Begin
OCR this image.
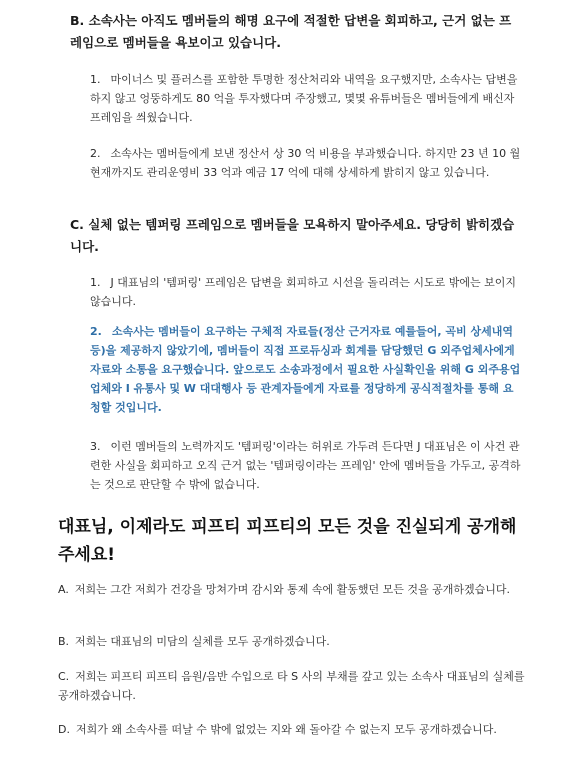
B. 소속사는 아직도 멤버들의 해명 요구에 적절한 답변을 회피하고, 근거 없는 프레임으로 멤버들을 욕보이고 있습니다.
1. 마이너스 및 플러스를 포함한 투명한 정산처리와 내역을 요구했지만, 소속사는 답변을 하지 않고 엉뚱하게도 80 억을 투자했다며 주장했고, 몇몇 유튜버들은 멤버들에게 배신자 프레임을 씌웠습니다.
2. 소속사는 멤버들에게 보낸 정산서 상 30 억 비용을 부과했습니다. 하지만 23 년 10 월 현재까지도 관리운영비 33 억과 예금 17 억에 대해 상세하게 밝히지 않고 있습니다.
C. 실체 없는 템퍼링 프레임으로 멤버들을 모욕하지 말아주세요. 당당히 밝히겠습니다.
1. J 대표님의 '템퍼링' 프레임은 답변을 회피하고 시선을 돌리려는 시도로 밖에는 보이지 않습니다.
2. 소속사는 멤버들이 요구하는 구체적 자료들(정산 근거자료 예를들어, 곡비 상세내역 등)을 제공하지 않았기에, 멤버들이 직접 프로듀싱과 회계를 담당했던 G 외주업체사에게 자료와 소통을 요구했습니다. 앞으로도 소송과정에서 필요한 사실확인을 위해 G 외주용업업체와 I 유통사 및 W 대대행사 등 관계자들에게 자료를 정당하게 공식적절차를 통해 요청할 것입니다.
3. 이런 멤버들의 노력까지도 '템퍼링'이라는 허위로 가두려 든다면 J 대표님은 이 사건 관련한 사실을 회피하고 오직 근거 없는 '템퍼링이라는 프레임' 안에 멤버들을 가두고, 공격하는 것으로 판단할 수 밖에 없습니다.
대표님, 이제라도 피프티 피프티의 모든 것을 진실되게 공개해 주세요!
A. 저희는 그간 저희가 건강을 망쳐가며 감시와 통제 속에 활동했던 모든 것을 공개하겠습니다.
B. 저희는 대표님의 미담의 실체를 모두 공개하겠습니다.
C. 저희는 피프티 피프티 음원/음반 수입으로 타 S 사의 부채를 갚고 있는 소속사 대표님의 실체를 공개하겠습니다.
D. 저희가 왜 소속사를 떠날 수 밖에 없었는 지와 왜 돌아갈 수 없는지 모두 공개하겠습니다.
End
> _AIM_: Using the data above, write out every line exactly, leaving the images behind.

> _FULL ANSWER_:
OCR this image.
B. 소속사는 아직도 멤버들의 해명 요구에 적절한 답변을 회피하고, 근거 없는 프레임으로 멤버들을 욕보이고 있습니다.
1. 마이너스 및 플러스를 포함한 투명한 정산처리와 내역을 요구했지만, 소속사는 답변을 하지 않고 엉뚱하게도 80 억을 투자했다며 주장했고, 몇몇 유튜버들은 멤버들에게 배신자 프레임을 씌웠습니다.
2. 소속사는 멤버들에게 보낸 정산서 상 30 억 비용을 부과했습니다. 하지만 23 년 10 월 현재까지도 관리운영비 33 억과 예금 17 억에 대해 상세하게 밝히지 않고 있습니다.
C. 실체 없는 템퍼링 프레임으로 멤버들을 모욕하지 말아주세요. 당당히 밝히겠습니다.
1. J 대표님의 '템퍼링' 프레임은 답변을 회피하고 시선을 돌리려는 시도로 밖에는 보이지 않습니다.
2. 소속사는 멤버들이 요구하는 구체적 자료들(정산 근거자료 예를들어, 곡비 상세내역 등)을 제공하지 않았기에, 멤버들이 직접 프로듀싱과 회계를 담당했던 G 외주업체사에게 자료와 소통을 요구했습니다. 앞으로도 소송과정에서 필요한 사실확인을 위해 G 외주용업업체와 I 유통사 및 W 대대행사 등 관계자들에게 자료를 정당하게 공식적절차를 통해 요청할 것입니다.
3. 이런 멤버들의 노력까지도 '템퍼링'이라는 허위로 가두려 든다면 J 대표님은 이 사건 관련한 사실을 회피하고 오직 근거 없는 '템퍼링이라는 프레임' 안에 멤버들을 가두고, 공격하는 것으로 판단할 수 밖에 없습니다.
대표님, 이제라도 피프티 피프티의 모든 것을 진실되게 공개해 주세요!
A. 저희는 그간 저희가 건강을 망쳐가며 감시와 통제 속에 활동했던 모든 것을 공개하겠습니다.
B. 저희는 대표님의 미담의 실체를 모두 공개하겠습니다.
C. 저희는 피프티 피프티 음원/음반 수입으로 타 S 사의 부채를 갚고 있는 소속사 대표님의 실체를 공개하겠습니다.
D. 저희가 왜 소속사를 떠날 수 밖에 없었는 지와 왜 돌아갈 수 없는지 모두 공개하겠습니다.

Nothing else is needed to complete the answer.